(What is expected)
Transcribe the records below in full; pictures stay out of the copy.

__________

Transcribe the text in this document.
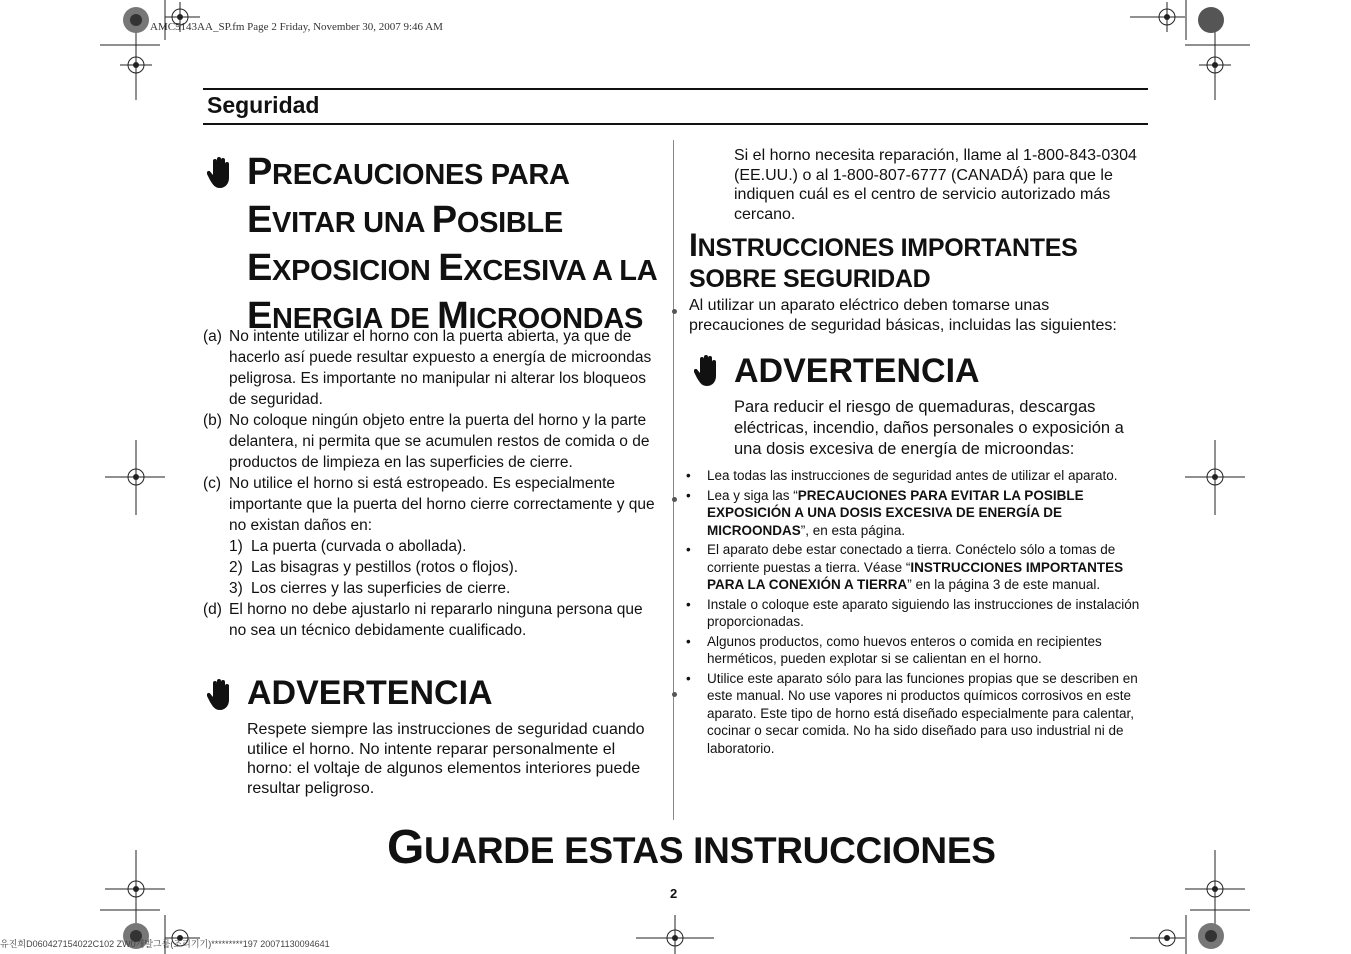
AMC5143AA_SP.fm Page 2 Friday, November 30, 2007 9:46 AM
Seguridad
PRECAUCIONES PARA
EVITAR UNA POSIBLE
EXPOSICION EXCESIVA A LA
ENERGIA DE MICROONDAS
(a) No intente utilizar el horno con la puerta abierta, ya que de hacerlo así puede resultar expuesto a energía de microondas peligrosa. Es importante no manipular ni alterar los bloqueos de seguridad.
(b) No coloque ningún objeto entre la puerta del horno y la parte delantera, ni permita que se acumulen restos de comida o de productos de limpieza en las superficies de cierre.
(c) No utilice el horno si está estropeado. Es especialmente importante que la puerta del horno cierre correctamente y que no existan daños en:
1) La puerta (curvada o abollada).
2) Las bisagras y pestillos (rotos o flojos).
3) Los cierres y las superficies de cierre.
(d) El horno no debe ajustarlo ni repararlo ninguna persona que no sea un técnico debidamente cualificado.
ADVERTENCIA
Respete siempre las instrucciones de seguridad cuando utilice el horno. No intente reparar personalmente el horno: el voltaje de algunos elementos interiores puede resultar peligroso.
Si el horno necesita reparación, llame al 1-800-843-0304 (EE.UU.) o al 1-800-807-6777 (CANADÁ) para que le indiquen cuál es el centro de servicio autorizado más cercano.
INSTRUCCIONES IMPORTANTES SOBRE SEGURIDAD
Al utilizar un aparato eléctrico deben tomarse unas precauciones de seguridad básicas, incluidas las siguientes:
ADVERTENCIA
Para reducir el riesgo de quemaduras, descargas eléctricas, incendio, daños personales o exposición a una dosis excesiva de energía de microondas:
•	Lea todas las instrucciones de seguridad antes de utilizar el aparato.
•	Lea y siga las “PRECAUCIONES PARA EVITAR LA POSIBLE EXPOSICIÓN A UNA DOSIS EXCESIVA DE ENERGÍA DE MICROONDAS”, en esta página.
•	El aparato debe estar conectado a tierra. Conéctelo sólo a tomas de corriente puestas a tierra. Véase “INSTRUCCIONES IMPORTANTES PARA LA CONEXIÓN A TIERRA” en la página 3 de este manual.
•	Instale o coloque este aparato siguiendo las instrucciones de instalación proporcionadas.
•	Algunos productos, como huevos enteros o comida en recipientes herméticos, pueden explotar si se calientan en el horno.
•	Utilice este aparato sólo para las funciones propias que se describen en este manual. No use vapores ni productos químicos corrosivos en este aparato. Este tipo de horno está diseñado especialmente para calentar, cocinar o secar comida. No ha sido diseñado para uso industrial ni de laboratorio.
GUARDE ESTAS INSTRUCCIONES
2
유진희D060427154022C102 ZW0개발그룹(조리기기)*********197 20071130094641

__________

(Exercise output)
Transcribe the text in this document.
AMC5143AA_SP.fm Page 2 Friday, November 30, 2007 9:46 AM
Seguridad
PRECAUCIONES PARA
EVITAR UNA POSIBLE
EXPOSICION EXCESIVA A LA
ENERGIA DE MICROONDAS
(a) No intente utilizar el horno con la puerta abierta, ya que de hacerlo así puede resultar expuesto a energía de microondas peligrosa. Es importante no manipular ni alterar los bloqueos de seguridad.
(b) No coloque ningún objeto entre la puerta del horno y la parte delantera, ni permita que se acumulen restos de comida o de productos de limpieza en las superficies de cierre.
(c) No utilice el horno si está estropeado. Es especialmente importante que la puerta del horno cierre correctamente y que no existan daños en:
1) La puerta (curvada o abollada).
2) Las bisagras y pestillos (rotos o flojos).
3) Los cierres y las superficies de cierre.
(d) El horno no debe ajustarlo ni repararlo ninguna persona que no sea un técnico debidamente cualificado.
ADVERTENCIA
Respete siempre las instrucciones de seguridad cuando utilice el horno. No intente reparar personalmente el horno: el voltaje de algunos elementos interiores puede resultar peligroso.
Si el horno necesita reparación, llame al 1-800-843-0304 (EE.UU.) o al 1-800-807-6777 (CANADÁ) para que le indiquen cuál es el centro de servicio autorizado más cercano.
INSTRUCCIONES IMPORTANTES SOBRE SEGURIDAD
Al utilizar un aparato eléctrico deben tomarse unas precauciones de seguridad básicas, incluidas las siguientes:
ADVERTENCIA
Para reducir el riesgo de quemaduras, descargas eléctricas, incendio, daños personales o exposición a una dosis excesiva de energía de microondas:
•	Lea todas las instrucciones de seguridad antes de utilizar el aparato.
•	Lea y siga las “PRECAUCIONES PARA EVITAR LA POSIBLE EXPOSICIÓN A UNA DOSIS EXCESIVA DE ENERGÍA DE MICROONDAS”, en esta página.
•	El aparato debe estar conectado a tierra. Conéctelo sólo a tomas de corriente puestas a tierra. Véase “INSTRUCCIONES IMPORTANTES PARA LA CONEXIÓN A TIERRA” en la página 3 de este manual.
•	Instale o coloque este aparato siguiendo las instrucciones de instalación proporcionadas.
•	Algunos productos, como huevos enteros o comida en recipientes herméticos, pueden explotar si se calientan en el horno.
•	Utilice este aparato sólo para las funciones propias que se describen en este manual. No use vapores ni productos químicos corrosivos en este aparato. Este tipo de horno está diseñado especialmente para calentar, cocinar o secar comida. No ha sido diseñado para uso industrial ni de laboratorio.
GUARDE ESTAS INSTRUCCIONES
2
유진희D060427154022C102 ZW0개발그룹(조리기기)*********197 20071130094641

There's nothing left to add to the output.